2,4,6-trinitrotoluene induces neurotoxicity by affecting the G protein pathways in Caenorhabditis elegans

2,4,6-trinitrotoluene (TNT) is a chemical widely used to make explosives, and its use of residues can lead to potential threats to both ecosystems and human health. A thorough understanding of the various toxic effects of TNT is essential for developing effective environmental protection and health safety measures. Thus, we employed Caenorhabditis elegans (C. elegans), a typical model organism, to explore the neurotoxic effects of TNT and the signaling pathways involved. The results showed that neurotoxicity induced by 10–100 ng/mL TNT was manifested in reduced behavioral capacity (head thrashes, body bends, and pharyngeal pumping rates), and inhibition of foraging behavior and ethanol avoidance behavior. Using fluorescence-labeled transgenic nematodes, it was found that TNT damaged dopaminergic and cholinergic neurons, which resulted in a significant decrease in the release of neurotransmitters and the expression of associated genes (dat-1 and unc-17). We studied the role of G protein signaling pathways and discovered that the related genes (egl-30, gsa-1, goa-1, and unc-13) were significantly down-regulated, resulting in reduced acetylcholine release, which in turn corresponded to the observed behavioral abnormality and damaged neurons in the worms. This study shed light on TNT’s neurotoxic mechanisms and associated health risks.
________________________
● **How to complete this task**
List every gene named in the abstract on TNT neurotoxicity in C. elegans.

Items stored in a collection
________________________
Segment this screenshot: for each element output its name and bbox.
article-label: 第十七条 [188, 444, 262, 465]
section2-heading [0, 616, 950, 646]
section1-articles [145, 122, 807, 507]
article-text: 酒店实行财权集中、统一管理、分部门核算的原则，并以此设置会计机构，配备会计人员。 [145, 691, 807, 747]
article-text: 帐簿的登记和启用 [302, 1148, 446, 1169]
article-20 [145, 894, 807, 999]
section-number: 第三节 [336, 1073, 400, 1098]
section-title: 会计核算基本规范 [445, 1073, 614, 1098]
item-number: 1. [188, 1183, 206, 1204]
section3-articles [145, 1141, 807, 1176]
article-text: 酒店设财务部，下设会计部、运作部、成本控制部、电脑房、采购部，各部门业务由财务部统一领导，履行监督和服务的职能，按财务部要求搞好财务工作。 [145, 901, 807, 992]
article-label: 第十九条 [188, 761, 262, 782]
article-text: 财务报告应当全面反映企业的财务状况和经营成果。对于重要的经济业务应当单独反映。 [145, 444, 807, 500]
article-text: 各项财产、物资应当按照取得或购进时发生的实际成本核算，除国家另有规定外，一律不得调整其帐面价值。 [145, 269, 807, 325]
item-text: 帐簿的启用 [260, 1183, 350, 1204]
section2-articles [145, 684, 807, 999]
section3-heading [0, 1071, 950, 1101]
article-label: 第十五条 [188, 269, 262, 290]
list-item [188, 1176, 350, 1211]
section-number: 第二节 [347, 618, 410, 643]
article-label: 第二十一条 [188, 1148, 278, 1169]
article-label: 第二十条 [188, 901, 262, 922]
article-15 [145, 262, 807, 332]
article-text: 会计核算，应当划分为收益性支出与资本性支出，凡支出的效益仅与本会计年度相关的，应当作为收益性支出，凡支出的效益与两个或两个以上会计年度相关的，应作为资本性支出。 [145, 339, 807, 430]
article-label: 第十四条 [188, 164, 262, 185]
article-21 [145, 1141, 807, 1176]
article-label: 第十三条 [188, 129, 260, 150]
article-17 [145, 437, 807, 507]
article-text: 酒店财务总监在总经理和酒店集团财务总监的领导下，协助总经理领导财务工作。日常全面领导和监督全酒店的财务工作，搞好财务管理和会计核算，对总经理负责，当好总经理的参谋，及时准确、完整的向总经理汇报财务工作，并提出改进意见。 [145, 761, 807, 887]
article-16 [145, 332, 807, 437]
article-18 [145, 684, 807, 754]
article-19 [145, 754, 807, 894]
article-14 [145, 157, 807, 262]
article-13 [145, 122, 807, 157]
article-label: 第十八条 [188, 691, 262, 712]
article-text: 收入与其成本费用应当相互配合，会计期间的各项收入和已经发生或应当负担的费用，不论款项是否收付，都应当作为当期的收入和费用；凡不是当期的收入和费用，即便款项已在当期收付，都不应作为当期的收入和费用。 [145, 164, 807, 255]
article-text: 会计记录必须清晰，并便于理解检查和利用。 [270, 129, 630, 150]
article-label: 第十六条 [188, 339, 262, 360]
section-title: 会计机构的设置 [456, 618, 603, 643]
________________________
● **Completed exercise**
dat-1, unc-17, egl-30, gsa-1, goa-1, unc-13